# Problem description
Please write out the entries from the very start through the line containing "319, 426, 345]", with both ends included, and nothing else.

• • • • • • •

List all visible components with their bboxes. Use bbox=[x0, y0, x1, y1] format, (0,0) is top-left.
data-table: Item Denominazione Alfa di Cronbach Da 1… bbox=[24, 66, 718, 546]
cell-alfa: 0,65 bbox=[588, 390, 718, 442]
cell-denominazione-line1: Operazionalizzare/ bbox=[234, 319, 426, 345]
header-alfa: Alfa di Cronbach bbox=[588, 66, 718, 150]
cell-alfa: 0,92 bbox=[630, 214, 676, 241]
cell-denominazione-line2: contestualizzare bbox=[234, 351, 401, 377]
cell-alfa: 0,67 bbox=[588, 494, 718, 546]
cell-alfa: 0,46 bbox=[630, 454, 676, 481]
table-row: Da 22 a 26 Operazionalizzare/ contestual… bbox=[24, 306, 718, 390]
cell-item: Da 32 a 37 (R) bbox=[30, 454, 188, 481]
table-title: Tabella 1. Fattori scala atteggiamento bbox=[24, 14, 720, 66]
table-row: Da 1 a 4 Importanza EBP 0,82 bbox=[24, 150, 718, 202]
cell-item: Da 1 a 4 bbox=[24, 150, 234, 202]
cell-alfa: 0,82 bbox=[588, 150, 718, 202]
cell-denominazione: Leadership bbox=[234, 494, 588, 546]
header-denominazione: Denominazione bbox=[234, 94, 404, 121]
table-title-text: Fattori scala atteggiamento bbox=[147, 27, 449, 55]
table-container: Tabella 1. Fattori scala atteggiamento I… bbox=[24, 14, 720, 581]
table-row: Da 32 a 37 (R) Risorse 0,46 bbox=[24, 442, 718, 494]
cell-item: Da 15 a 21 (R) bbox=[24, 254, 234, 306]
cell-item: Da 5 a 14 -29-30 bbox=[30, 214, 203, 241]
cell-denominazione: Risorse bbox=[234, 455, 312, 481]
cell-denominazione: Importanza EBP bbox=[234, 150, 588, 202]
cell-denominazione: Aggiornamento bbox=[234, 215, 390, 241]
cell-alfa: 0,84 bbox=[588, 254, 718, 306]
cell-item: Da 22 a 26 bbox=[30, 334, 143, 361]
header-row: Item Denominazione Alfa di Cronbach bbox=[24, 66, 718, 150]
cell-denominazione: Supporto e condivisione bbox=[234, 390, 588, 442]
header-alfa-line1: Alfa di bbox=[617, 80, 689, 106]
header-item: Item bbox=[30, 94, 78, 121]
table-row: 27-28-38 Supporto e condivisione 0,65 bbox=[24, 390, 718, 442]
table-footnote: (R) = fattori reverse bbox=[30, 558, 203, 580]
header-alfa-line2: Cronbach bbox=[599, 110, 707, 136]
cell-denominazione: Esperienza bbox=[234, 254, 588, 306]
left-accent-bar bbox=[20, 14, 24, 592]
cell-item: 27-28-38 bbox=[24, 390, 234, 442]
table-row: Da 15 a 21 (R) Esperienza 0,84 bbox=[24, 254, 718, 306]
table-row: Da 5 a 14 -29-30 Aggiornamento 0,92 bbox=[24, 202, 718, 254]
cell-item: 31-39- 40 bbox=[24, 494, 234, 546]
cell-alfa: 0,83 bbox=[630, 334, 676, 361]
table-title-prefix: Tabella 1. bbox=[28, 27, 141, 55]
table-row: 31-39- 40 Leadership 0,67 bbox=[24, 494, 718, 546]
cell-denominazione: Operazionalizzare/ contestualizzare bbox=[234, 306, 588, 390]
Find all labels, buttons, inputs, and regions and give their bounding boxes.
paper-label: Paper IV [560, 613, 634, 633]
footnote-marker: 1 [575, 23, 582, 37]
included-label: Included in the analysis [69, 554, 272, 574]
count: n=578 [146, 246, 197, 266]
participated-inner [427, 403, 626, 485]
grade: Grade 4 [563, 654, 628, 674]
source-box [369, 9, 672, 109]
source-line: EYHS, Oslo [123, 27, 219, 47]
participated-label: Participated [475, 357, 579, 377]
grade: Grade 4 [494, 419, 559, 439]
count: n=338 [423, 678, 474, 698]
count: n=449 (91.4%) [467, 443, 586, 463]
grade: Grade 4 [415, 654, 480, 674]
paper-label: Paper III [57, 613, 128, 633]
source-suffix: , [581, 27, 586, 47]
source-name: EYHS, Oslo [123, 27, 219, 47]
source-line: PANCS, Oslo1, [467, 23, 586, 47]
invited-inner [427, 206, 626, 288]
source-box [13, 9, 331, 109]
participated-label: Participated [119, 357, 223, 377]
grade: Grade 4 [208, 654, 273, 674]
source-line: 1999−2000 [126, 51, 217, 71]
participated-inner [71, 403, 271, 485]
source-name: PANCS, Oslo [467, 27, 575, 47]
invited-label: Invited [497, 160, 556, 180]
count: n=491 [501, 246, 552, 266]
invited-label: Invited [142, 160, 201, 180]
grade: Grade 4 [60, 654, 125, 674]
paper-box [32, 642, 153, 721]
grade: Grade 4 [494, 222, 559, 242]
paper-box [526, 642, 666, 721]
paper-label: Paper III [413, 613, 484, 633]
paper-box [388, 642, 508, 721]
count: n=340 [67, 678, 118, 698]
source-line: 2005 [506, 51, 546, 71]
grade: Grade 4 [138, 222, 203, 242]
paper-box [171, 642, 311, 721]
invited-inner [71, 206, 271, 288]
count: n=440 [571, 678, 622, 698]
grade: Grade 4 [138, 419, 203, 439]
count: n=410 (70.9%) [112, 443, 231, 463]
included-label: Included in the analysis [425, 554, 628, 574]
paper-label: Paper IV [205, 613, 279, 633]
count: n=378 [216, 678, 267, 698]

• • • • • • •

# Answer below
List all visible components with their bboxes. Use bbox=[x0, y0, x1, y1] format, (0,0) is top-left.
data-table: Item Denominazione Alfa di Cronbach Da 1… bbox=[24, 66, 718, 546]
cell-alfa: 0,65 bbox=[588, 390, 718, 442]
cell-denominazione-line1: Operazionalizzare/ bbox=[234, 319, 426, 345]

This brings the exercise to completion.